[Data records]
=======

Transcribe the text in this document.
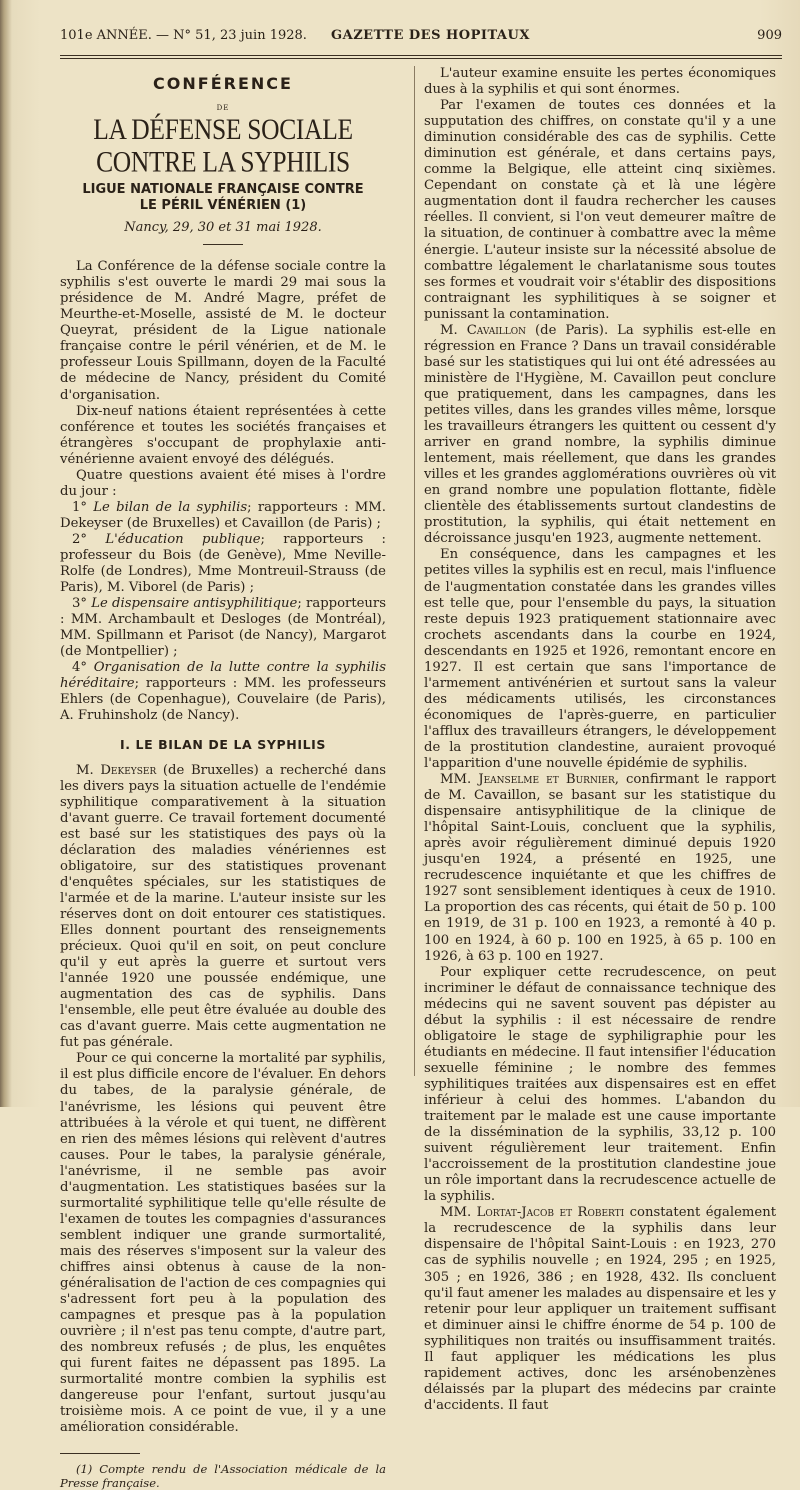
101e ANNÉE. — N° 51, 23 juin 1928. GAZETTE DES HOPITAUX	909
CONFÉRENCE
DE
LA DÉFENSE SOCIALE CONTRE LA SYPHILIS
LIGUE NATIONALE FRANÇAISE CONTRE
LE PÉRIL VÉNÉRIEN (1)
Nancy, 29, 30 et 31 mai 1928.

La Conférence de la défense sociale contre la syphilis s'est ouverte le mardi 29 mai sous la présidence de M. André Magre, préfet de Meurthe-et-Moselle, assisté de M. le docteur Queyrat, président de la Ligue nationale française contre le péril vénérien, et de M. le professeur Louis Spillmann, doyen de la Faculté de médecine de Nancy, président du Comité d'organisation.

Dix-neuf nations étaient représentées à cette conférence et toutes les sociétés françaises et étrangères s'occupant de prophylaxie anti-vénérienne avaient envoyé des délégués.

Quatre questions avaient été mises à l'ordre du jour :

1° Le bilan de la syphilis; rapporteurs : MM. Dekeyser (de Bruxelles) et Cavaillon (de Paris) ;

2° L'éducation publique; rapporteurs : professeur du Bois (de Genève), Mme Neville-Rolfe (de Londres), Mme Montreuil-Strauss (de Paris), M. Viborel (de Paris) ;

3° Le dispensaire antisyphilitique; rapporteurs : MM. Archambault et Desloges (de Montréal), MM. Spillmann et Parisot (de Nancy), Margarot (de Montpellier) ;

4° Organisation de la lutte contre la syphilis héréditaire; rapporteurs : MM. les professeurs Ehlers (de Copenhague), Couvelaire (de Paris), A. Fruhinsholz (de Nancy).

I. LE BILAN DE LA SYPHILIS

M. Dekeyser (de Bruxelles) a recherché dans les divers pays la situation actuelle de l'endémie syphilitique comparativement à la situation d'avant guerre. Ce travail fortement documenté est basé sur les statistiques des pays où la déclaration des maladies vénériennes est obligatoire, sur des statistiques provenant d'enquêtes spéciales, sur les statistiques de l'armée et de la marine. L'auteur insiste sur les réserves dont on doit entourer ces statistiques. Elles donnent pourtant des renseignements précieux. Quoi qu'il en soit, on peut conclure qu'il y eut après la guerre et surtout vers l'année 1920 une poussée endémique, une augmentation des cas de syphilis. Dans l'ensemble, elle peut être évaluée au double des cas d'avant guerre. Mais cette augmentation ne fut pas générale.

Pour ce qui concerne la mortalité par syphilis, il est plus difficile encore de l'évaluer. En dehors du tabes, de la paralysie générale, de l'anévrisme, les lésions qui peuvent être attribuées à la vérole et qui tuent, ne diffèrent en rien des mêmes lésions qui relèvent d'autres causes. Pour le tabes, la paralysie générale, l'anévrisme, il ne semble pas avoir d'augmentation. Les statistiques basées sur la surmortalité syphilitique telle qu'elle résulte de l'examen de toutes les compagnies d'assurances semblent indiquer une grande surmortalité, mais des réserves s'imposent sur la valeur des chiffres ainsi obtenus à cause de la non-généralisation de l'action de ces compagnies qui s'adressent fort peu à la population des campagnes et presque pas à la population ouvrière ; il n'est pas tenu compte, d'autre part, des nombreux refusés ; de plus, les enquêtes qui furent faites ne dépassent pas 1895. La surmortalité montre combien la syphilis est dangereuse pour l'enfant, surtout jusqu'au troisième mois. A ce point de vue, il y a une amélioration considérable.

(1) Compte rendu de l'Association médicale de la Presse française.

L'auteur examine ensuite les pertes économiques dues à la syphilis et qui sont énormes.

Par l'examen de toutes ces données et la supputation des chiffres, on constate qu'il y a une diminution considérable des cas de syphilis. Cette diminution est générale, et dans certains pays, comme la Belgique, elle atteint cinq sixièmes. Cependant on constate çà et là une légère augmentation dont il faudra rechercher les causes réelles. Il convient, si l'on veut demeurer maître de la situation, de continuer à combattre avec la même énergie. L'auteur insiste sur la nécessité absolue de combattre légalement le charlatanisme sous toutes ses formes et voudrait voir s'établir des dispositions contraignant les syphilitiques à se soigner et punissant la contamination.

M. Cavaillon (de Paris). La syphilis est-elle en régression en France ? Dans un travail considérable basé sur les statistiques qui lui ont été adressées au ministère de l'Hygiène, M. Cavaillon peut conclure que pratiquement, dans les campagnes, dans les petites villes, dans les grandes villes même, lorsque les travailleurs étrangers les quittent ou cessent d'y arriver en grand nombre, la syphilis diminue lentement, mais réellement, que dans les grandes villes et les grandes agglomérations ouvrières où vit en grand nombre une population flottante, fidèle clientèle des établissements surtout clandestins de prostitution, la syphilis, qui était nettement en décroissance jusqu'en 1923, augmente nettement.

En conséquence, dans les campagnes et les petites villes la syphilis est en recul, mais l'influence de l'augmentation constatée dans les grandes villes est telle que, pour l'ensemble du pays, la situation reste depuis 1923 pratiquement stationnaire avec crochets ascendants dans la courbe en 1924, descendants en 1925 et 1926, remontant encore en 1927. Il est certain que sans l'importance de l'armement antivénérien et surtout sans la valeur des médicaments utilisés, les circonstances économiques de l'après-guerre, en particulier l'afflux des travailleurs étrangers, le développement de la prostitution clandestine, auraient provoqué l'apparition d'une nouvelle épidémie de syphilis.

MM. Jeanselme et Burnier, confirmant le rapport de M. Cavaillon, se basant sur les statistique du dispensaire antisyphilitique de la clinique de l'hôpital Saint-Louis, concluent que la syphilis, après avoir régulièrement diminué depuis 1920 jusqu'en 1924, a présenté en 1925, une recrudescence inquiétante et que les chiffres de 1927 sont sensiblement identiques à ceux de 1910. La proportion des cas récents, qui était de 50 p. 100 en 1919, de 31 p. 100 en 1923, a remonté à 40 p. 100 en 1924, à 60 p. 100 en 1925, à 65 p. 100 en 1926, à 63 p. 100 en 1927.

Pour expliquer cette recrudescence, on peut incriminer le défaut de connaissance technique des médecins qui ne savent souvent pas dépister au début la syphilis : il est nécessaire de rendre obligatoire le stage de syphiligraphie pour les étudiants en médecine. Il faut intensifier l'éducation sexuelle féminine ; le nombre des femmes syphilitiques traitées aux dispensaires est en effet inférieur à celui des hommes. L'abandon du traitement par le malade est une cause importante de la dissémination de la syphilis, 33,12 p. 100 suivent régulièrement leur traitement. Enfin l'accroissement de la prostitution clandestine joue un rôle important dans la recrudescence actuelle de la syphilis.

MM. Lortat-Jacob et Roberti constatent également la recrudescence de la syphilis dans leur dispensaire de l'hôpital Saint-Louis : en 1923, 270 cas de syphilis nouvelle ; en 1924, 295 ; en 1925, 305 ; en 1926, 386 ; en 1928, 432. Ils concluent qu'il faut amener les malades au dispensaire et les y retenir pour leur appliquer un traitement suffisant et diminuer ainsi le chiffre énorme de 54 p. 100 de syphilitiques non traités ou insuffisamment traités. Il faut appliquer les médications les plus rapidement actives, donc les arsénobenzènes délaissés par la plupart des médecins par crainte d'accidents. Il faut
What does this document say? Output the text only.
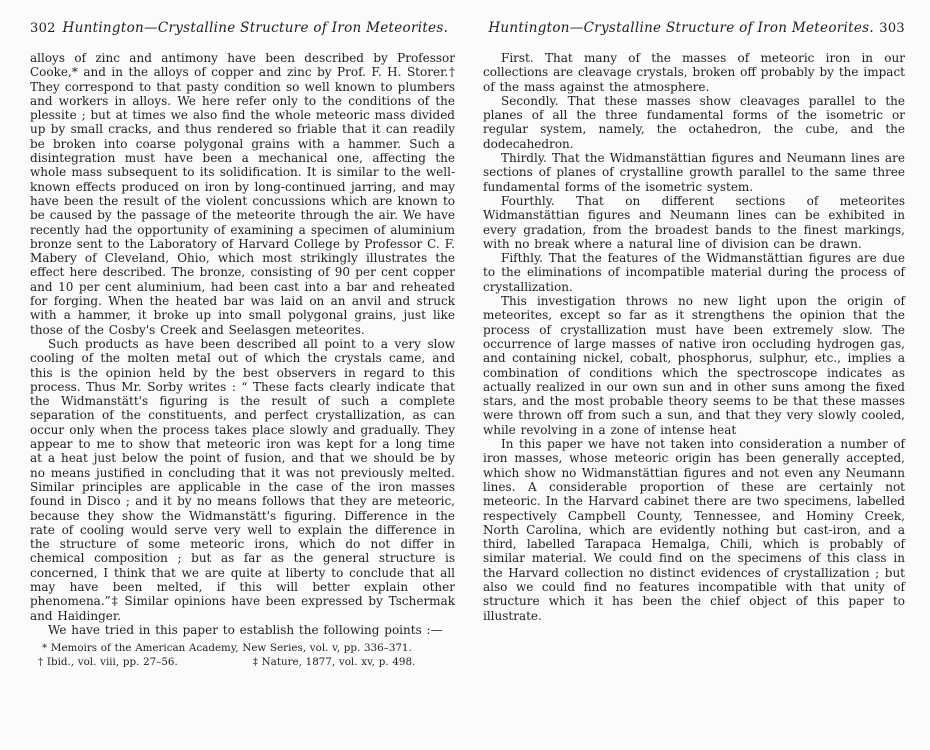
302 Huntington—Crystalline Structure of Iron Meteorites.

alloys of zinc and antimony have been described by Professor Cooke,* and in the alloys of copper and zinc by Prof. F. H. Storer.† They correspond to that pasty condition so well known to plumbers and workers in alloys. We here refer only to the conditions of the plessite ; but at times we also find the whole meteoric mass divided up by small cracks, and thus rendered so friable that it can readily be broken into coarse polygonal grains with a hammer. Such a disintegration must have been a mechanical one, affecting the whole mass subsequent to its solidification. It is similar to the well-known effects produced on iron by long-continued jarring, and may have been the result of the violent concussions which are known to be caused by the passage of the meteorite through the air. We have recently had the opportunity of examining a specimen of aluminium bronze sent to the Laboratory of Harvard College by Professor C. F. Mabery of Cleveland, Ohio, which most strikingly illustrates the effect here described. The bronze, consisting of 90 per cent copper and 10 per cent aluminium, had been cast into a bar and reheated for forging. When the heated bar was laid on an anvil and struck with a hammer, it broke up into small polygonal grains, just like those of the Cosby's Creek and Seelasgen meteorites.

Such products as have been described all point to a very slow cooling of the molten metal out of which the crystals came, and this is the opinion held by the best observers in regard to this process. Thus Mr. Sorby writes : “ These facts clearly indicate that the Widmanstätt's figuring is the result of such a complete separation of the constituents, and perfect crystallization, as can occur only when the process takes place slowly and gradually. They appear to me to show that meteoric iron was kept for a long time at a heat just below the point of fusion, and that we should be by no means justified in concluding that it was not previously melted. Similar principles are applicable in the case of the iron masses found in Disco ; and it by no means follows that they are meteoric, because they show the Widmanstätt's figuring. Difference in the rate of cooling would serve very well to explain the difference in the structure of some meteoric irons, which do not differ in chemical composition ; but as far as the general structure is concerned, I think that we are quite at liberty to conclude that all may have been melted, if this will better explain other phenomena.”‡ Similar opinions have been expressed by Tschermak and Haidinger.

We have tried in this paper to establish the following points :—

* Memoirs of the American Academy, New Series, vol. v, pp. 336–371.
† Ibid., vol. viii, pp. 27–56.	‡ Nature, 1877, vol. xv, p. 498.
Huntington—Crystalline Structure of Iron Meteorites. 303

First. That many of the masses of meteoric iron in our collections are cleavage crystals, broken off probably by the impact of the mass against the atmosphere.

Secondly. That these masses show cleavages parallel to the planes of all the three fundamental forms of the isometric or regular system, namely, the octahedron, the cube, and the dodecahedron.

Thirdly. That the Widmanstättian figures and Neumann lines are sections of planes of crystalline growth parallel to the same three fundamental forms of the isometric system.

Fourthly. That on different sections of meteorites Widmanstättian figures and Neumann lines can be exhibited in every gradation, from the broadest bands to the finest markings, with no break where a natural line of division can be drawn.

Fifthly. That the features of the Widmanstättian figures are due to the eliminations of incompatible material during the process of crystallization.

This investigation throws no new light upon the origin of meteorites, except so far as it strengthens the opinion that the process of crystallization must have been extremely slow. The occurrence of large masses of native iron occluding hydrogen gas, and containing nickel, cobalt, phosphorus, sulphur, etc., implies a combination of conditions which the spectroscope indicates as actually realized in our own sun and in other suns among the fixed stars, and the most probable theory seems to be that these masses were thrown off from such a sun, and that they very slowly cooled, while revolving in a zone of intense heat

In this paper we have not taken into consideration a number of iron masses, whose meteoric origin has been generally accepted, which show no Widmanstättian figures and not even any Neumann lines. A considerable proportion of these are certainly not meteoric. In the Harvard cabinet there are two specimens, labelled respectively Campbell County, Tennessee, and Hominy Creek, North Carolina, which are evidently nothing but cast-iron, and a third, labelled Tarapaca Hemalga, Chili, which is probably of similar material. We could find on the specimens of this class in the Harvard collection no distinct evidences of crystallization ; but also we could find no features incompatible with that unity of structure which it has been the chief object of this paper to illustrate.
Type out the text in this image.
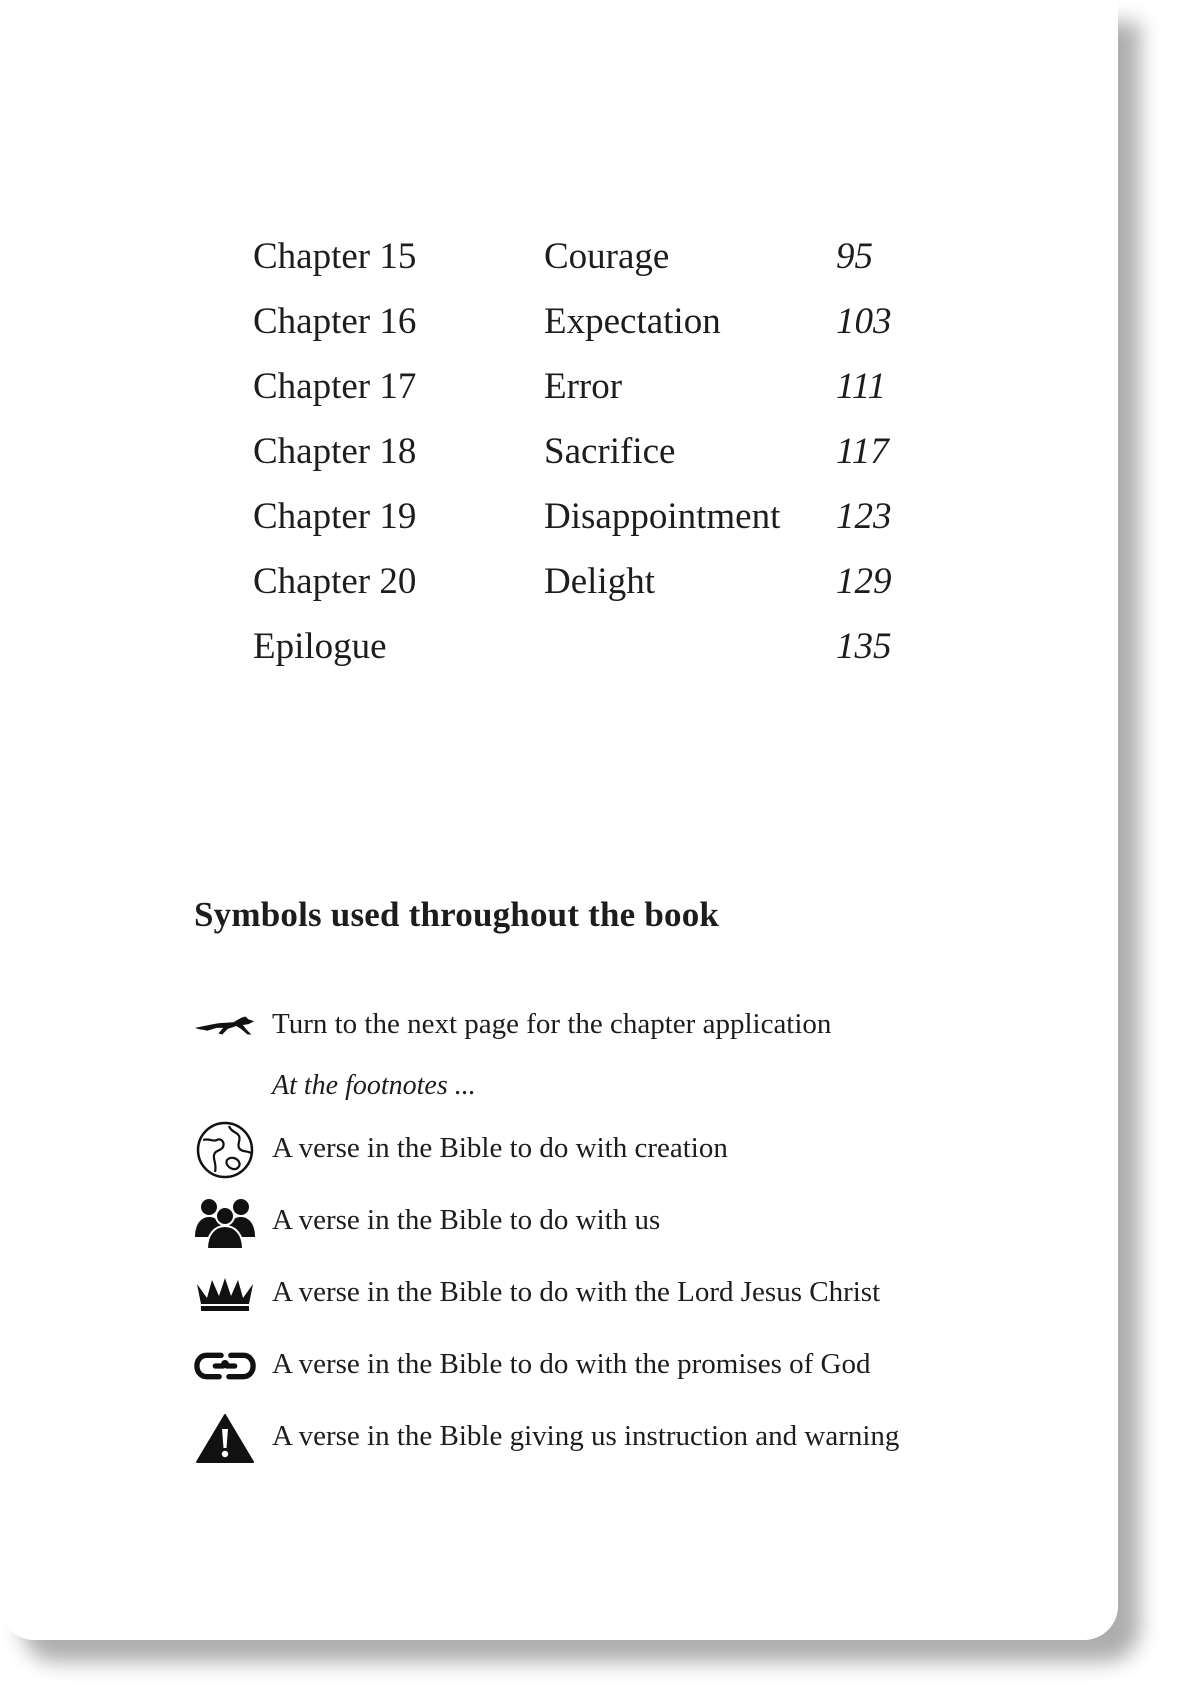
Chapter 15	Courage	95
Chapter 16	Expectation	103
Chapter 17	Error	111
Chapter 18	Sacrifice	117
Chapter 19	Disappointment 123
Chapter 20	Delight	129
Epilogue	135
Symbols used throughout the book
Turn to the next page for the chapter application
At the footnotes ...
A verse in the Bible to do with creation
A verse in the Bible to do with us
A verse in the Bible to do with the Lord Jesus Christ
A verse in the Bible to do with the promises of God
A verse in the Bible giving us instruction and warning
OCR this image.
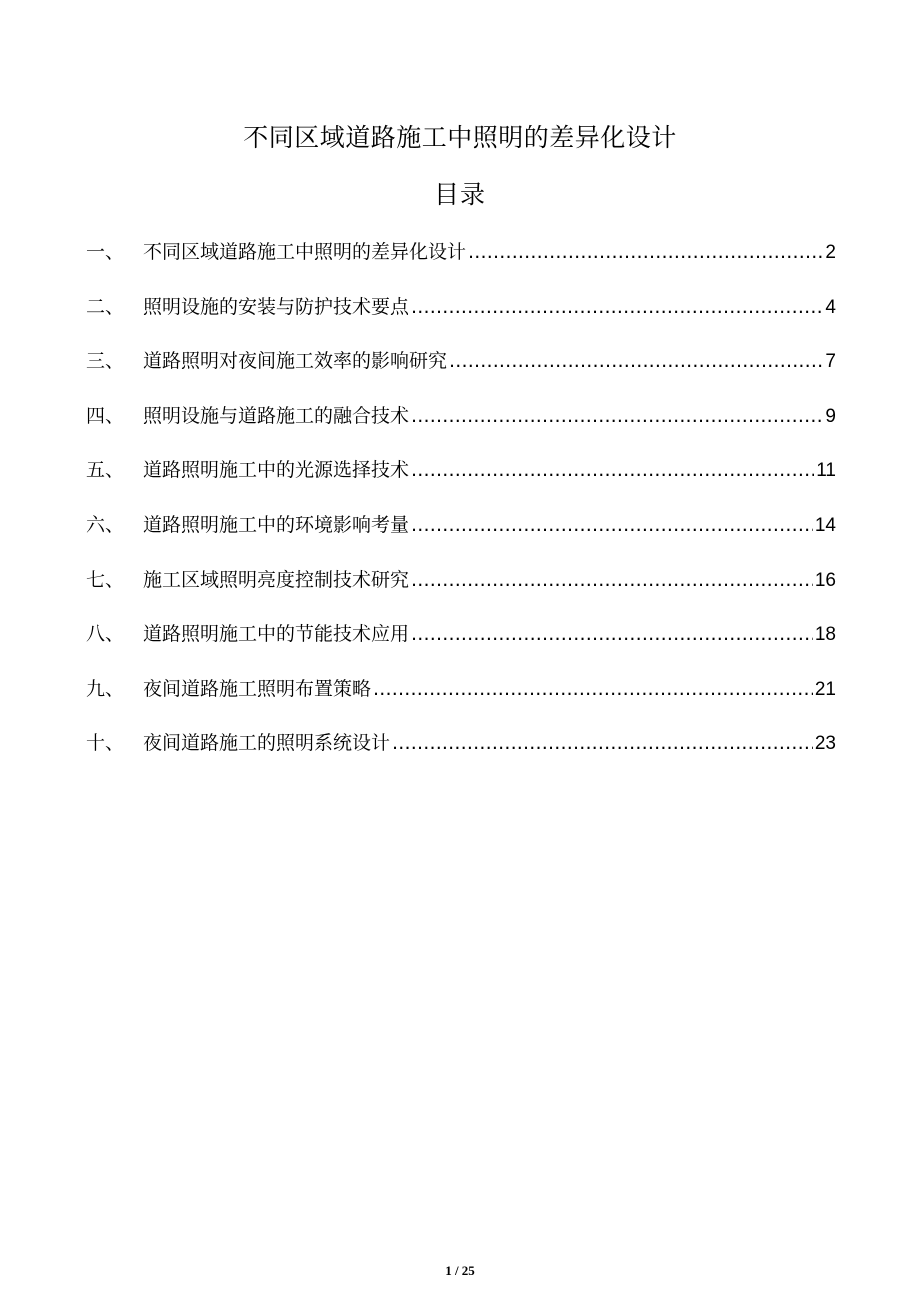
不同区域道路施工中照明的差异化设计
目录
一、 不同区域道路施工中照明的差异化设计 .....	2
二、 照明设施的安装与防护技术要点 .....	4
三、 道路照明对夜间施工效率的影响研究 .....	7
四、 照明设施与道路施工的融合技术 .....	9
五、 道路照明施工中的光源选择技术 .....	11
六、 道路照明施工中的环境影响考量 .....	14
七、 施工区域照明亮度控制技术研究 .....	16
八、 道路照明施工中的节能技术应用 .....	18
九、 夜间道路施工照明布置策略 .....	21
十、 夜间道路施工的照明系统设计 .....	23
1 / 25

=======

[Task to carry out] Locate the line containing "OCR this image." in the records above, then output it and every line after it through the last, excluding pictures.

[Correct answer]
OCR this image.
不同区域道路施工中照明的差异化设计
目录
一、 不同区域道路施工中照明的差异化设计 .....	2
二、 照明设施的安装与防护技术要点 .....	4
三、 道路照明对夜间施工效率的影响研究 .....	7
四、 照明设施与道路施工的融合技术 .....	9
五、 道路照明施工中的光源选择技术 .....	11
六、 道路照明施工中的环境影响考量 .....	14
七、 施工区域照明亮度控制技术研究 .....	16
八、 道路照明施工中的节能技术应用 .....	18
九、 夜间道路施工照明布置策略 .....	21
十、 夜间道路施工的照明系统设计 .....	23
1 / 25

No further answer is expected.